[Begin Data]
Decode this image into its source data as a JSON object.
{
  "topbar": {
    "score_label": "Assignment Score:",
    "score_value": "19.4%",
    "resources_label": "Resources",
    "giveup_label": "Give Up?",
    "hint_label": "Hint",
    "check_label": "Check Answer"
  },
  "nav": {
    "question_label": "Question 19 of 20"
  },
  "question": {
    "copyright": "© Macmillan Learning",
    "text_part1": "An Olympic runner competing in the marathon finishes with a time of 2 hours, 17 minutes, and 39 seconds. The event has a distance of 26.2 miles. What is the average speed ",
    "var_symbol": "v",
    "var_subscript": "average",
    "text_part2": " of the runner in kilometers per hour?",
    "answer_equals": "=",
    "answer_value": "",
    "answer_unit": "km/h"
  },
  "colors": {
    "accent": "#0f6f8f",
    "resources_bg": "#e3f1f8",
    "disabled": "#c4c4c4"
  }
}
[End Data]
[Begin Data]
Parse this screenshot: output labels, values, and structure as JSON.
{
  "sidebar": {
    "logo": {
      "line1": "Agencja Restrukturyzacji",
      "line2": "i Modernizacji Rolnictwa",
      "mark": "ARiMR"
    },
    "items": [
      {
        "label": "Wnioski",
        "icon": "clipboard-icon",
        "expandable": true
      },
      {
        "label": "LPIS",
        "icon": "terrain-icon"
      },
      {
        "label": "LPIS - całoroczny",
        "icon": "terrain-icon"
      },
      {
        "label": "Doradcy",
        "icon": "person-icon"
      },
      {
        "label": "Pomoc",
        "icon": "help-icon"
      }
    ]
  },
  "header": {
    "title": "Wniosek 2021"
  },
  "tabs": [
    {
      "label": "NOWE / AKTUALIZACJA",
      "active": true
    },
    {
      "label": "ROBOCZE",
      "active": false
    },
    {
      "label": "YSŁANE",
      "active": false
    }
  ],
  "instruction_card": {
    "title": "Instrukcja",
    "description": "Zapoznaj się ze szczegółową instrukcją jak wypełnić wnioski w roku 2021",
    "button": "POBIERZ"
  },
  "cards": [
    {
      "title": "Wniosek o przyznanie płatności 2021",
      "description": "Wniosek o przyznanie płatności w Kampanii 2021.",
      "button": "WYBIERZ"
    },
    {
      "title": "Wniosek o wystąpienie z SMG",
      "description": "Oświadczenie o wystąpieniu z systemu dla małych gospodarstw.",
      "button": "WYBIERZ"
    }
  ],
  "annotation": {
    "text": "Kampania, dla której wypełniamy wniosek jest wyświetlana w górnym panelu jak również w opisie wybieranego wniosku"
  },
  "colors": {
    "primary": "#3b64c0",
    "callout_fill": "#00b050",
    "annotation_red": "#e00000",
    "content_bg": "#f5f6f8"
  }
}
[End Data]
**What needs to be done:** Filter the entries down to the lines containing "JSON". Copy each of those lines.

**Output:**
Decode this image into its source data as a JSON object.
Parse this screenshot: output labels, values, and structure as JSON.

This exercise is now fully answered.